*What to do:*
Gather all lines with "Water" from the records.

*Data for the task:*

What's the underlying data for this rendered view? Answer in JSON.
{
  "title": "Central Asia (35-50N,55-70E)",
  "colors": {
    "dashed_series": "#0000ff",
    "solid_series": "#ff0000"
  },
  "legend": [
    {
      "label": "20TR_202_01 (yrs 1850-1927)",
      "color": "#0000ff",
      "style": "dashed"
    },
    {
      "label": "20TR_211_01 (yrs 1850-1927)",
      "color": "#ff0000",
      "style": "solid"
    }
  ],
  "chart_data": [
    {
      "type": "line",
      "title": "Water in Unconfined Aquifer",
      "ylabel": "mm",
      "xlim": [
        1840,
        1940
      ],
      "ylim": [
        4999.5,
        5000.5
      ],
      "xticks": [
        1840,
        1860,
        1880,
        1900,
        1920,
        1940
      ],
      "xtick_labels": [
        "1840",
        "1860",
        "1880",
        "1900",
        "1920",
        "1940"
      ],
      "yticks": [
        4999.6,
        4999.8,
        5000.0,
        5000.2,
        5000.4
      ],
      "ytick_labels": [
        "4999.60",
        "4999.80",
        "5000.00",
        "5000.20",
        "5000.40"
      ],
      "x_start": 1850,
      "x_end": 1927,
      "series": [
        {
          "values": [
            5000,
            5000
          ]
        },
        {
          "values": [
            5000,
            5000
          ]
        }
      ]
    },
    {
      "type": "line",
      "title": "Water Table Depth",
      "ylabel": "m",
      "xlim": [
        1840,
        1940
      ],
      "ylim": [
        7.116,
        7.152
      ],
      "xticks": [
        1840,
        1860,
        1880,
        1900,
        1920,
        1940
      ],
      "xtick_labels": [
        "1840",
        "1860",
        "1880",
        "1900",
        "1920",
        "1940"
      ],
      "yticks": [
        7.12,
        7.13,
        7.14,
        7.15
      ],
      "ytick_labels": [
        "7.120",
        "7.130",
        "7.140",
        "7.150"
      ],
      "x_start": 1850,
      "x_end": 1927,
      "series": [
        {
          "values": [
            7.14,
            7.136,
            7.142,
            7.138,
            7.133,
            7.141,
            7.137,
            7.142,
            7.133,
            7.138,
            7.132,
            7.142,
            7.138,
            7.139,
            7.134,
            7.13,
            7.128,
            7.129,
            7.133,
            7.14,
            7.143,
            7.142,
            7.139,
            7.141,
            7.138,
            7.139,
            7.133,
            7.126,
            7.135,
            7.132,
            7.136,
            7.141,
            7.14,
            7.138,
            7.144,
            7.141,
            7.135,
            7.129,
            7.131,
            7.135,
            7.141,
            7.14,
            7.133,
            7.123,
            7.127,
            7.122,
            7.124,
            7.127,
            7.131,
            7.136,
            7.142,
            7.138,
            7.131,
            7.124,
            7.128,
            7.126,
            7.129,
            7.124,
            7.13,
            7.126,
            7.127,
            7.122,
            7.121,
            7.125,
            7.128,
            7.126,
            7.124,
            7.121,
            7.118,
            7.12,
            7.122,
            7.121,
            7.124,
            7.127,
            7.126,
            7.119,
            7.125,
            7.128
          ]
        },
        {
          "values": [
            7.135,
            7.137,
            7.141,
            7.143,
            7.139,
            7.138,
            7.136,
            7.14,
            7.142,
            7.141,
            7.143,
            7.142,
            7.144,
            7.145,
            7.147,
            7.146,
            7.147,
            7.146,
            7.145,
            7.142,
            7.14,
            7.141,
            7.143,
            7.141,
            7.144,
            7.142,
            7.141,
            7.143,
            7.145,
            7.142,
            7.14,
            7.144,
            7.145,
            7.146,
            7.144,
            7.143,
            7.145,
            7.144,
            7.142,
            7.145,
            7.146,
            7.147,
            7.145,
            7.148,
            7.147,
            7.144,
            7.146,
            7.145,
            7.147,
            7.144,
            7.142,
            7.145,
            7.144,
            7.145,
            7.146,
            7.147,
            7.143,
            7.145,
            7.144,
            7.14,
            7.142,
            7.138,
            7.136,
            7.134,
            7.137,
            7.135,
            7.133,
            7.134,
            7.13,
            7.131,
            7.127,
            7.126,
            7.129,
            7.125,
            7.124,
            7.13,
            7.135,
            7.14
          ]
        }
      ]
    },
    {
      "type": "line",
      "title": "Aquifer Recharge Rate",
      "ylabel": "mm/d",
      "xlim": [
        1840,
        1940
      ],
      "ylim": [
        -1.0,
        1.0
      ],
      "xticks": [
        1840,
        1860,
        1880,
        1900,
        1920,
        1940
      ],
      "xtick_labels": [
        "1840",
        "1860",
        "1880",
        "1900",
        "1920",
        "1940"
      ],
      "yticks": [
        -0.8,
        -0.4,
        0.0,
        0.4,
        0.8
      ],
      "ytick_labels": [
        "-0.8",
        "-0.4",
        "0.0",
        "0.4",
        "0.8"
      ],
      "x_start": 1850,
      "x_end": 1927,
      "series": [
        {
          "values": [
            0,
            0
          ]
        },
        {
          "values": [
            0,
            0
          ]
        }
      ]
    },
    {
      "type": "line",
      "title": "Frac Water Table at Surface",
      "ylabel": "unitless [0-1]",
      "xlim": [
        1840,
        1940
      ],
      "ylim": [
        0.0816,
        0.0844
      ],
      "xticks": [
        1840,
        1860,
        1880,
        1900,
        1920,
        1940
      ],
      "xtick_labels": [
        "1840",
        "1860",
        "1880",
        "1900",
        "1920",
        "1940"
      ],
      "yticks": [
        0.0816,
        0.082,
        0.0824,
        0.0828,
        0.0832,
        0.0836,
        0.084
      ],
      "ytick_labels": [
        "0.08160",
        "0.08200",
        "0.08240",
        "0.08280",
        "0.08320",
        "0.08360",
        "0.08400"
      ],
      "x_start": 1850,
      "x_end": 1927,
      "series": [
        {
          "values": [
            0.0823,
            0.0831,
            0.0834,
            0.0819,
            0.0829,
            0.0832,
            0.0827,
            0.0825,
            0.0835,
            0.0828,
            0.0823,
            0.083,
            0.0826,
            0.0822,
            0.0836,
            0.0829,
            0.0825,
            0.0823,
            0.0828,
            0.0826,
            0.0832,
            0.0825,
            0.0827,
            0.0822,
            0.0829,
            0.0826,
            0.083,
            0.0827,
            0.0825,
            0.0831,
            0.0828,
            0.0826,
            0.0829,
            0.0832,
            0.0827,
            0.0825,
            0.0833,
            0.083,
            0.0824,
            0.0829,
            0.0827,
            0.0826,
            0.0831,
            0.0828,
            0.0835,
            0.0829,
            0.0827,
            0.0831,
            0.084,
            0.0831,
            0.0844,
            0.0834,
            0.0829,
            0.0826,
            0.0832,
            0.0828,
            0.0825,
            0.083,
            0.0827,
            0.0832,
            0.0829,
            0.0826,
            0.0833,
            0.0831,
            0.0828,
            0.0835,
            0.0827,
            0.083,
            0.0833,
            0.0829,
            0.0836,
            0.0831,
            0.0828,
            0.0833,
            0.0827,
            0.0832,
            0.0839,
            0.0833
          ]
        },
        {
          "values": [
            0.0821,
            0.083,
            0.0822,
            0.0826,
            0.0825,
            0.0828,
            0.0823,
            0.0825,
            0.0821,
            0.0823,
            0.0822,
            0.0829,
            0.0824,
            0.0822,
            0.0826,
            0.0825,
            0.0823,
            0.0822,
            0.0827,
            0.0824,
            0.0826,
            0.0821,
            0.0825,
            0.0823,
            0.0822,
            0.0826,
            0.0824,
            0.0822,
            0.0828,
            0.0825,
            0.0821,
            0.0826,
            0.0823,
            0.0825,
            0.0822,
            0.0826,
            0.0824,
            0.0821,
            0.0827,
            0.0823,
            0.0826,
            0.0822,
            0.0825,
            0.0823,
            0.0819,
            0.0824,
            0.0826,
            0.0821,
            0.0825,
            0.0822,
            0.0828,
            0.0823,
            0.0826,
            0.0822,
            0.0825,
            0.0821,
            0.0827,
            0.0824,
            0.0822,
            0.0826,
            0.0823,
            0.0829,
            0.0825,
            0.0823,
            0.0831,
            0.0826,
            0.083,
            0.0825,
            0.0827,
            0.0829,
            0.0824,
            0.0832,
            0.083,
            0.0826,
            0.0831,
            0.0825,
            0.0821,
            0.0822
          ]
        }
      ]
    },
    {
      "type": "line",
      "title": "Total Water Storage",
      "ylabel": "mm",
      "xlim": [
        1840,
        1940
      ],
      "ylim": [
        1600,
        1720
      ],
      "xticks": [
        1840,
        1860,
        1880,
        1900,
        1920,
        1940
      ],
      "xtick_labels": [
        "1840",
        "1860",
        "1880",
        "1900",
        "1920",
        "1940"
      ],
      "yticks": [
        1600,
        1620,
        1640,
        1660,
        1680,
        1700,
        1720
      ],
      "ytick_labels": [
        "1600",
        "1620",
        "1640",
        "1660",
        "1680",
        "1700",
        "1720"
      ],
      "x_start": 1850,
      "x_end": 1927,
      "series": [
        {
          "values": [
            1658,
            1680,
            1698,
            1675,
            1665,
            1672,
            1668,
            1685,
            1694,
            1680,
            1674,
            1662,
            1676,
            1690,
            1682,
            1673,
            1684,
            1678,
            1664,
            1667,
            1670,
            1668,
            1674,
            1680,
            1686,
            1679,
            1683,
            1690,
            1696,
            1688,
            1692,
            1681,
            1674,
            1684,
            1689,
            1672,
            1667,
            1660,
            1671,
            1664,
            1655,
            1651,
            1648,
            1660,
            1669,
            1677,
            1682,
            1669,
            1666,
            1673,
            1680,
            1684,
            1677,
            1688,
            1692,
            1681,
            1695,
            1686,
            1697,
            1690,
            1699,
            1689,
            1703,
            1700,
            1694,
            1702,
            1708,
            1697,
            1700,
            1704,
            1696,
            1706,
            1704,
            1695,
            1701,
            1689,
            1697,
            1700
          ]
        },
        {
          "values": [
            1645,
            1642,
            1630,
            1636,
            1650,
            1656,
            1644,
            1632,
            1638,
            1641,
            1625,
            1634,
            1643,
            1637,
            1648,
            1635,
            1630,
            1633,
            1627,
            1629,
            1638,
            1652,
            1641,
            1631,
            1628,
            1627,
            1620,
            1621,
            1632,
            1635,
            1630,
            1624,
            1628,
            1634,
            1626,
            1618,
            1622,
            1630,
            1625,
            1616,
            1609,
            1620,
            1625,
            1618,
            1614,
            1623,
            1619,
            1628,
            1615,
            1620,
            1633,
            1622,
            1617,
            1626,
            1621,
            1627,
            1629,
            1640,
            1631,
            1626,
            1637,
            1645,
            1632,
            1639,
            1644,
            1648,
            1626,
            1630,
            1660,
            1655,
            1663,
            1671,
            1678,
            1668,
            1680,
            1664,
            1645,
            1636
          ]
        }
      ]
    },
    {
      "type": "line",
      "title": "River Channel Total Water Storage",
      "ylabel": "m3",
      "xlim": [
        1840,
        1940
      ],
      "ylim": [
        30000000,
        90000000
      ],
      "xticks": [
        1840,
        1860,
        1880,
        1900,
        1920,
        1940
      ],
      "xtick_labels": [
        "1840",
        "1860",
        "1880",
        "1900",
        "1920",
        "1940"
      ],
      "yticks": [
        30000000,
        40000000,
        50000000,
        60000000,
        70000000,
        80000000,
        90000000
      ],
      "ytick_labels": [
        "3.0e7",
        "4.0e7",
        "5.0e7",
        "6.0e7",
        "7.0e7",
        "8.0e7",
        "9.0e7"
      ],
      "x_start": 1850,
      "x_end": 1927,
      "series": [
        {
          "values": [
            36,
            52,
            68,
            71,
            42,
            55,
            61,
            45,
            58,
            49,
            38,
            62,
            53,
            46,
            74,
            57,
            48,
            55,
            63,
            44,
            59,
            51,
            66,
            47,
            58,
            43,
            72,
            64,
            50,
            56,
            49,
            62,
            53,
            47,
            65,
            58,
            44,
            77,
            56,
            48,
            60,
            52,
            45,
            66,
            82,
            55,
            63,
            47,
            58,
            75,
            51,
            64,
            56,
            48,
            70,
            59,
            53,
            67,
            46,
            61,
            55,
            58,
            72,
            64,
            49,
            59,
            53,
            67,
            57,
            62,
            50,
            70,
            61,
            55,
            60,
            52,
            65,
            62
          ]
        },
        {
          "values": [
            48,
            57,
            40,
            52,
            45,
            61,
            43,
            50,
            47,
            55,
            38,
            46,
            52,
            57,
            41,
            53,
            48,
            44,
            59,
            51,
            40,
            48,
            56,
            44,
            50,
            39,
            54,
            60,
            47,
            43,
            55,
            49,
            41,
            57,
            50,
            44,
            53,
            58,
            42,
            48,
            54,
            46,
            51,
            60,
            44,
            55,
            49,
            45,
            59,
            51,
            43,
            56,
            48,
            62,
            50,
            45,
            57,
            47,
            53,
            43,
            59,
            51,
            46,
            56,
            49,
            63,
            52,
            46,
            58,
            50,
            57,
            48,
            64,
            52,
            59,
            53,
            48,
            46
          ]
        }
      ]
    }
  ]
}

*Result below:*
      "title": "Water in Unconfined Aquifer",
      "title": "Water Table Depth",
      "title": "Frac Water Table at Surface",
      "title": "Total Water Storage",
      "title": "River Channel Total Water Storage",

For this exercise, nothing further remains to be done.